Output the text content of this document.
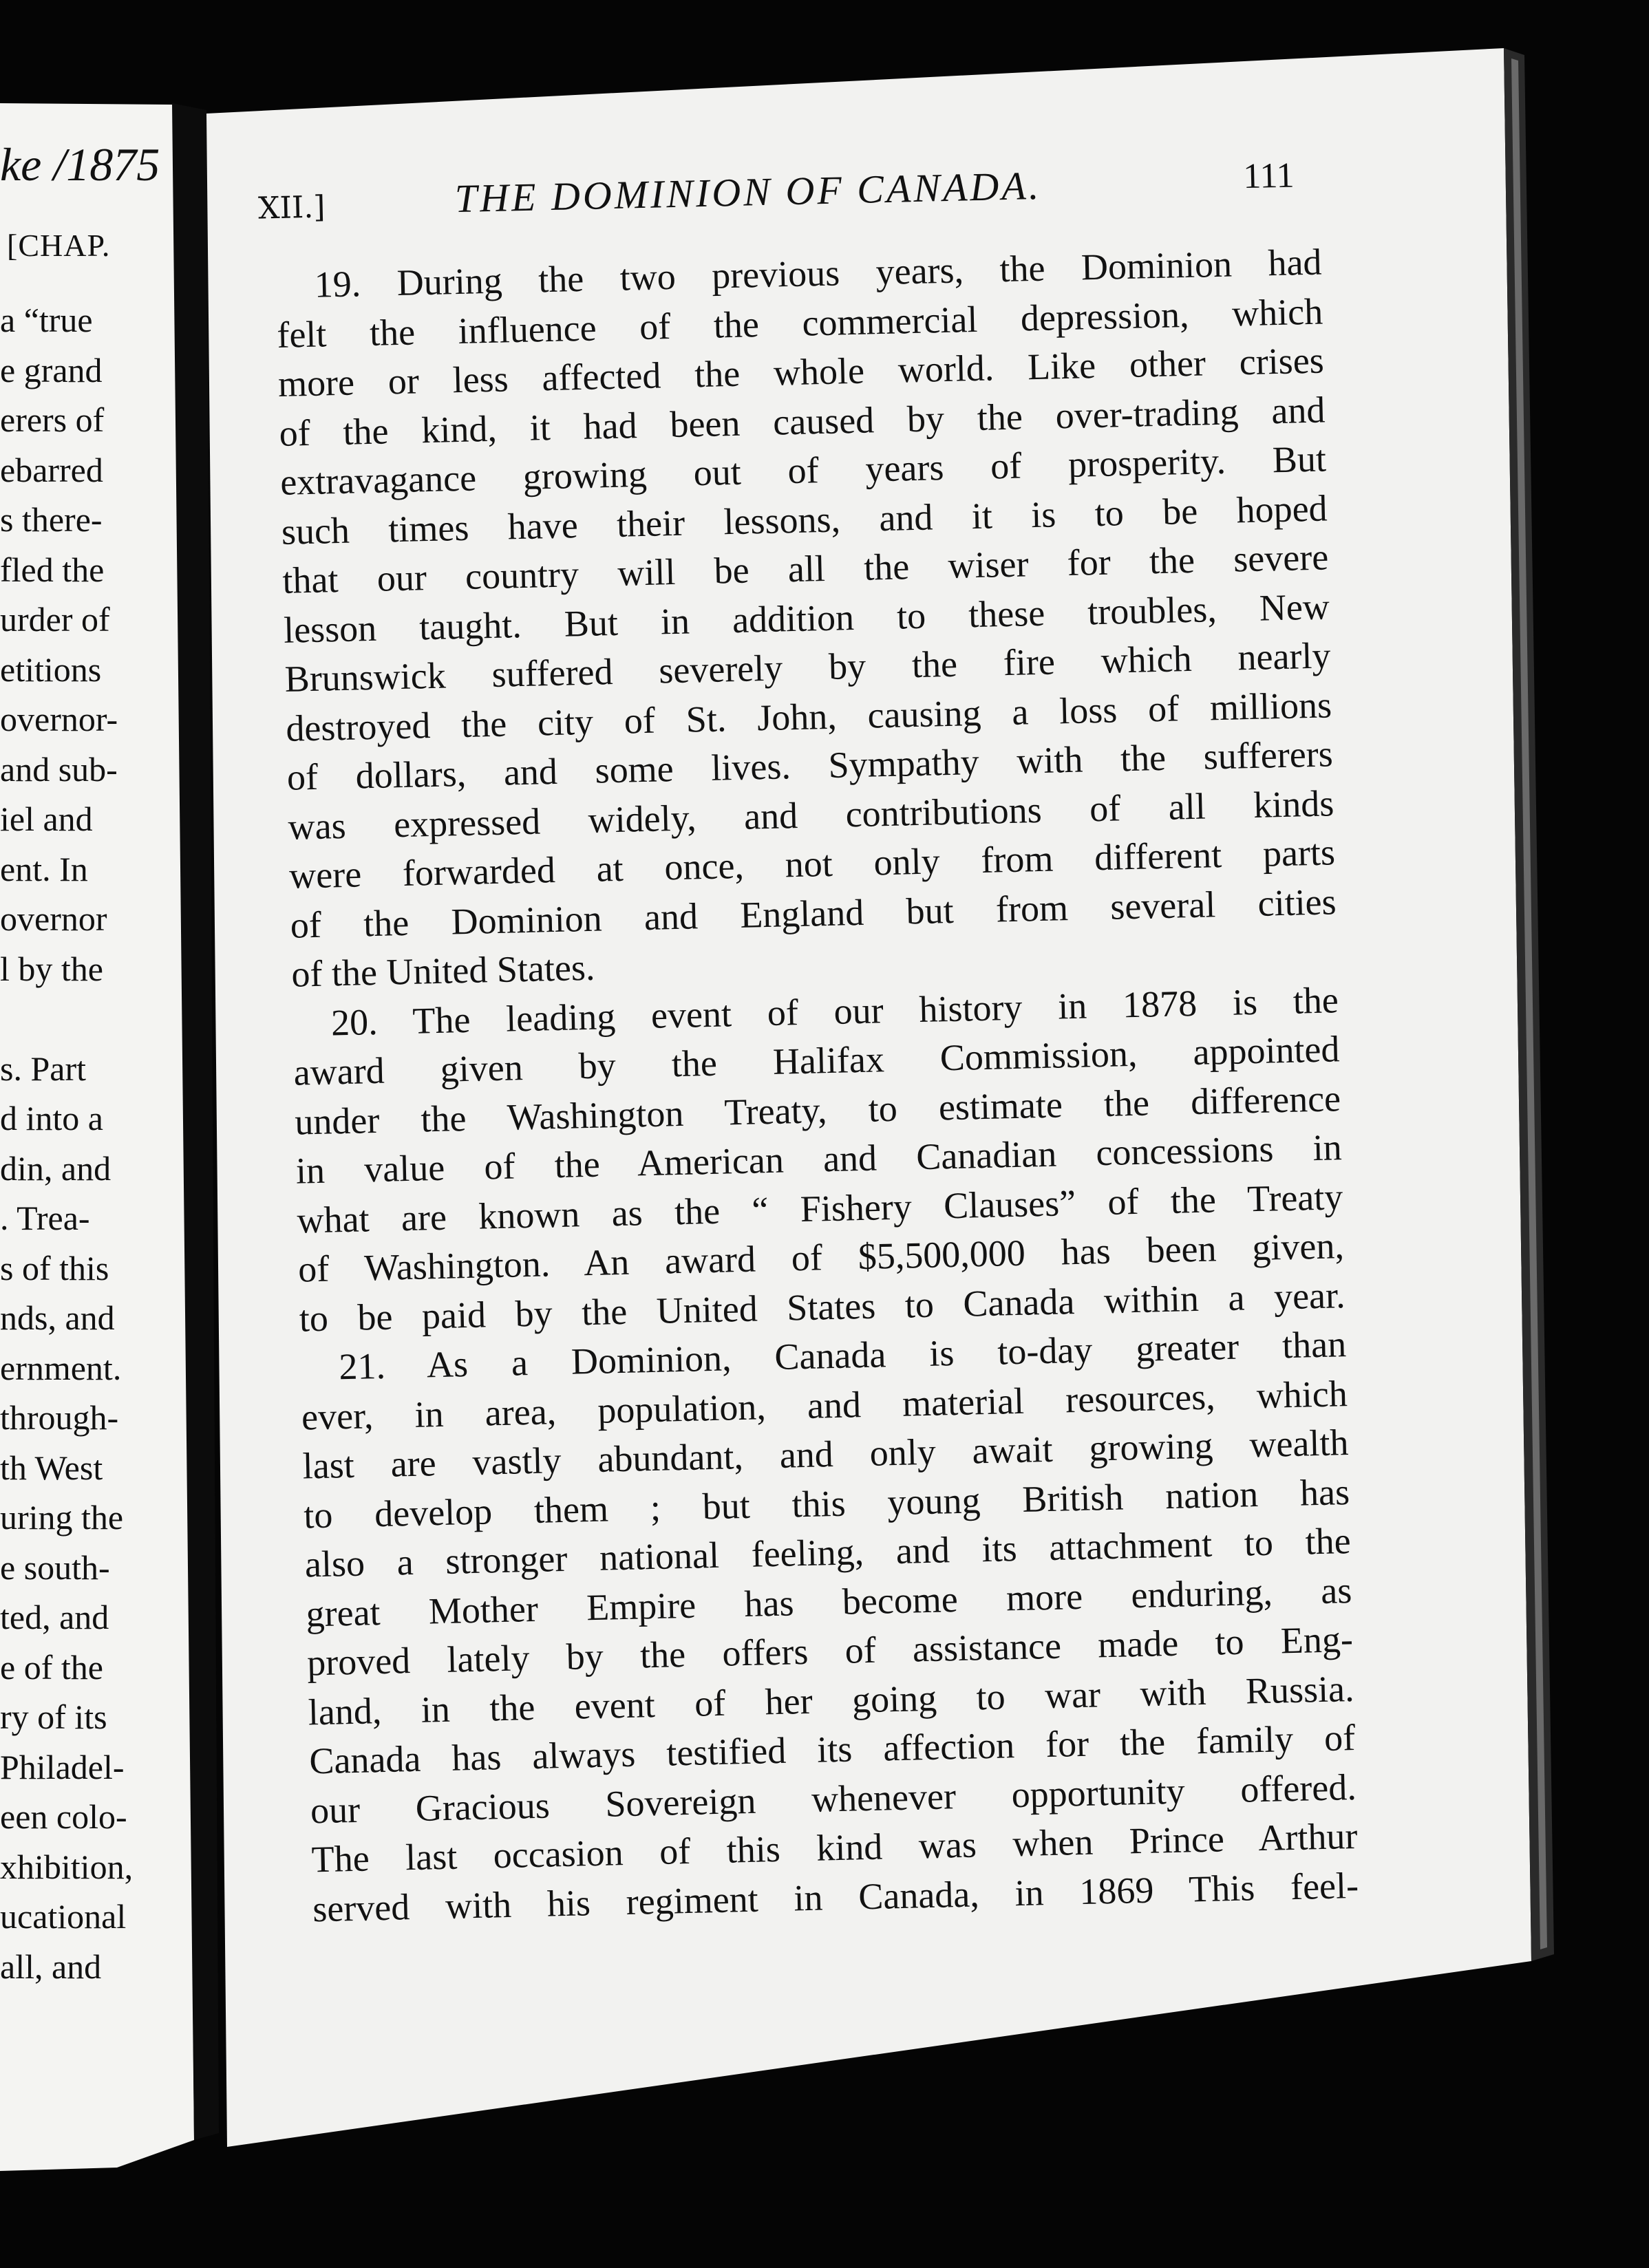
ke /1875
[CHAP.
a “true
e grand
erers of
ebarred
s there-
fled the
urder of
etitions
overnor-
and sub-
iel and
ent. In
overnor
l by the
s. Part
d into a
din, and
. Trea-
s of this
nds, and
ernment.
through-
th West
uring the
e south-
ted, and
e of the
ry of its
Philadel-
een colo-
xhibition,
ucational
all, and
XII.]	THE DOMINION OF CANADA.	111
19. During the two previous years, the Dominion had
felt the influence of the commercial depression, which
more or less affected the whole world. Like other crises
of the kind, it had been caused by the over-trading and
extravagance growing out of years of prosperity. But
such times have their lessons, and it is to be hoped
that our country will be all the wiser for the severe
lesson taught. But in addition to these troubles, New
Brunswick suffered severely by the fire which nearly
destroyed the city of St. John, causing a loss of millions
of dollars, and some lives. Sympathy with the sufferers
was expressed widely, and contributions of all kinds
were forwarded at once, not only from different parts
of the Dominion and England but from several cities
of the United States.
20. The leading event of our history in 1878 is the
award given by the Halifax Commission, appointed
under the Washington Treaty, to estimate the difference
in value of the American and Canadian concessions in
what are known as the “ Fishery Clauses” of the Treaty
of Washington. An award of $5,500,000 has been given,
to be paid by the United States to Canada within a year.
21. As a Dominion, Canada is to-day greater than
ever, in area, population, and material resources, which
last are vastly abundant, and only await growing wealth
to develop them ; but this young British nation has
also a stronger national feeling, and its attachment to the
great Mother Empire has become more enduring, as
proved lately by the offers of assistance made to Eng-
land, in the event of her going to war with Russia.
Canada has always testified its affection for the family of
our Gracious Sovereign whenever opportunity offered.
The last occasion of this kind was when Prince Arthur
served with his regiment in Canada, in 1869 This feel-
•••
* **The task**:
Pick out the lines that include the word "from" and write them out.

* **Reply to the exercise**:
were forwarded at once, not only from different parts
of the Dominion and England but from several cities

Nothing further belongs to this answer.